Short task: Repeat each record below exactly, dropping the pictures.

Source data:

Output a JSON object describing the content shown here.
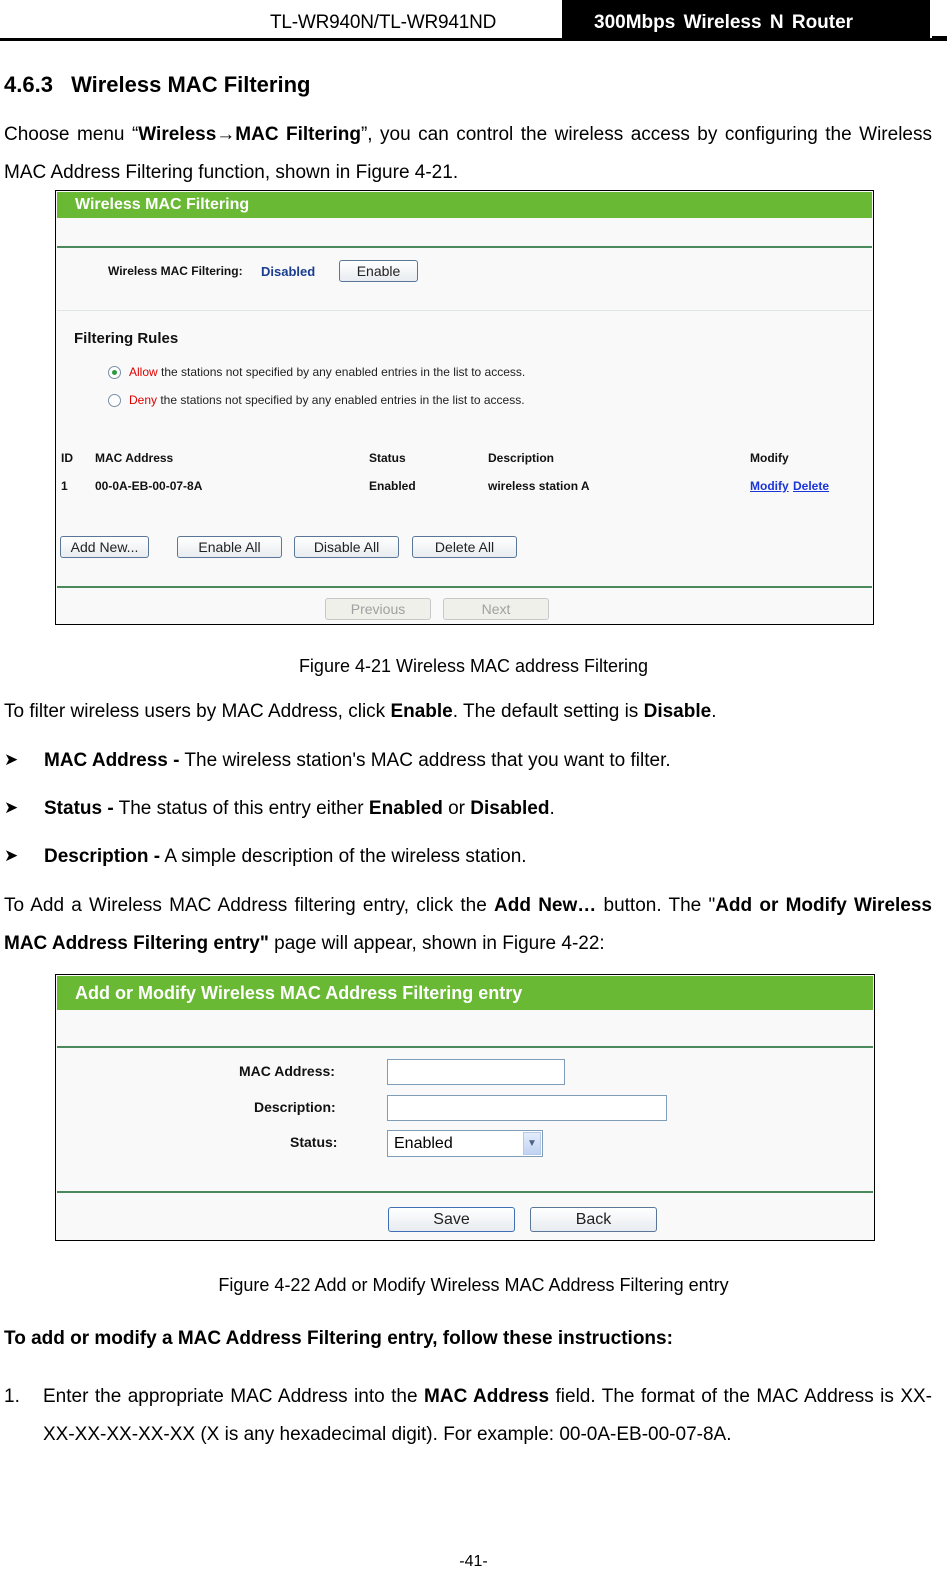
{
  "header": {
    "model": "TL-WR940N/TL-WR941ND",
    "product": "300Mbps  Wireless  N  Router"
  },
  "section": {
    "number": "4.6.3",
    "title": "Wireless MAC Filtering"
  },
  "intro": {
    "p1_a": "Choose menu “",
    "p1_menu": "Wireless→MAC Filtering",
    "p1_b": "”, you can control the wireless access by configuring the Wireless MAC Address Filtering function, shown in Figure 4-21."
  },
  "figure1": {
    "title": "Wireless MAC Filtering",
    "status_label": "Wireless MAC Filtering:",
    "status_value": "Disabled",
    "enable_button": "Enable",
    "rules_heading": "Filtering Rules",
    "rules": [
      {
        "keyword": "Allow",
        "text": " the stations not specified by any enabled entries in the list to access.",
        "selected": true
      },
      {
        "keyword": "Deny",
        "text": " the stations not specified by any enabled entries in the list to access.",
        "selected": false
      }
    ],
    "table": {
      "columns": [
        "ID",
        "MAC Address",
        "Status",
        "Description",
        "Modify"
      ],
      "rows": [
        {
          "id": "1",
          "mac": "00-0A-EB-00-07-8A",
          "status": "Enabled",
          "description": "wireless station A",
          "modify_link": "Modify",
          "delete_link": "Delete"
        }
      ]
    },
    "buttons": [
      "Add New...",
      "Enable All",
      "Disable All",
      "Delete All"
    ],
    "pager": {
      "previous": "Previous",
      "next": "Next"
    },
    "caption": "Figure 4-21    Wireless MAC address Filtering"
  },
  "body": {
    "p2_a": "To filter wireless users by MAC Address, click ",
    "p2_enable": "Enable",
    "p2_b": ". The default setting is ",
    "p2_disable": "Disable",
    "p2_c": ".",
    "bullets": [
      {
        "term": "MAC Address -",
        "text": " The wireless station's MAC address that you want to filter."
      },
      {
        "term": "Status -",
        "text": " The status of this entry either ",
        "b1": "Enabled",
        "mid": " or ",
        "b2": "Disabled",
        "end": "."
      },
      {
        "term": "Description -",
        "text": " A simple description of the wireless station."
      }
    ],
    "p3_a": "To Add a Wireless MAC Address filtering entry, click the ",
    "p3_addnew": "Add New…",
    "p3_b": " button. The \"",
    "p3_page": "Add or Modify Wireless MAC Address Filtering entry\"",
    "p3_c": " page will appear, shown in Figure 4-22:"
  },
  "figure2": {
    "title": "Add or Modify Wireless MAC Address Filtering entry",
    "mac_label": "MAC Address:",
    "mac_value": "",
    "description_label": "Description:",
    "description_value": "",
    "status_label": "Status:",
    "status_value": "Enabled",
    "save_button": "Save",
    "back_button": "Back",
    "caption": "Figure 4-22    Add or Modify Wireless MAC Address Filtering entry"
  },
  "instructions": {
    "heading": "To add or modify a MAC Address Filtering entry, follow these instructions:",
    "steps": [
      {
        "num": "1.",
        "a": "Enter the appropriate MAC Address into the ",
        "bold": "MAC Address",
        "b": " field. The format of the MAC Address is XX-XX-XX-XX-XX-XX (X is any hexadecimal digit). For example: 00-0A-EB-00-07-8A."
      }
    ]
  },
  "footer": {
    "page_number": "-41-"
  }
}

The response:
Output a JSON object describing the content shown here.
{
  "header": {
    "model": "TL-WR940N/TL-WR941ND",
    "product": "300Mbps  Wireless  N  Router"
  },
  "section": {
    "number": "4.6.3",
    "title": "Wireless MAC Filtering"
  },
  "intro": {
    "p1_a": "Choose menu “",
    "p1_menu": "Wireless→MAC Filtering",
    "p1_b": "”, you can control the wireless access by configuring the Wireless MAC Address Filtering function, shown in Figure 4-21."
  },
  "figure1": {
    "title": "Wireless MAC Filtering",
    "status_label": "Wireless MAC Filtering:",
    "status_value": "Disabled",
    "enable_button": "Enable",
    "rules_heading": "Filtering Rules",
    "rules": [
      {
        "keyword": "Allow",
        "text": " the stations not specified by any enabled entries in the list to access.",
        "selected": true
      },
      {
        "keyword": "Deny",
        "text": " the stations not specified by any enabled entries in the list to access.",
        "selected": false
      }
    ],
    "table": {
      "columns": [
        "ID",
        "MAC Address",
        "Status",
        "Description",
        "Modify"
      ],
      "rows": [
        {
          "id": "1",
          "mac": "00-0A-EB-00-07-8A",
          "status": "Enabled",
          "description": "wireless station A",
          "modify_link": "Modify",
          "delete_link": "Delete"
        }
      ]
    },
    "buttons": [
      "Add New...",
      "Enable All",
      "Disable All",
      "Delete All"
    ],
    "pager": {
      "previous": "Previous",
      "next": "Next"
    },
    "caption": "Figure 4-21    Wireless MAC address Filtering"
  },
  "body": {
    "p2_a": "To filter wireless users by MAC Address, click ",
    "p2_enable": "Enable",
    "p2_b": ". The default setting is ",
    "p2_disable": "Disable",
    "p2_c": ".",
    "bullets": [
      {
        "term": "MAC Address -",
        "text": " The wireless station's MAC address that you want to filter."
      },
      {
        "term": "Status -",
        "text": " The status of this entry either ",
        "b1": "Enabled",
        "mid": " or ",
        "b2": "Disabled",
        "end": "."
      },
      {
        "term": "Description -",
        "text": " A simple description of the wireless station."
      }
    ],
    "p3_a": "To Add a Wireless MAC Address filtering entry, click the ",
    "p3_addnew": "Add New…",
    "p3_b": " button. The \"",
    "p3_page": "Add or Modify Wireless MAC Address Filtering entry\"",
    "p3_c": " page will appear, shown in Figure 4-22:"
  },
  "figure2": {
    "title": "Add or Modify Wireless MAC Address Filtering entry",
    "mac_label": "MAC Address:",
    "mac_value": "",
    "description_label": "Description:",
    "description_value": "",
    "status_label": "Status:",
    "status_value": "Enabled",
    "save_button": "Save",
    "back_button": "Back",
    "caption": "Figure 4-22    Add or Modify Wireless MAC Address Filtering entry"
  },
  "instructions": {
    "heading": "To add or modify a MAC Address Filtering entry, follow these instructions:",
    "steps": [
      {
        "num": "1.",
        "a": "Enter the appropriate MAC Address into the ",
        "bold": "MAC Address",
        "b": " field. The format of the MAC Address is XX-XX-XX-XX-XX-XX (X is any hexadecimal digit). For example: 00-0A-EB-00-07-8A."
      }
    ]
  },
  "footer": {
    "page_number": "-41-"
  }
}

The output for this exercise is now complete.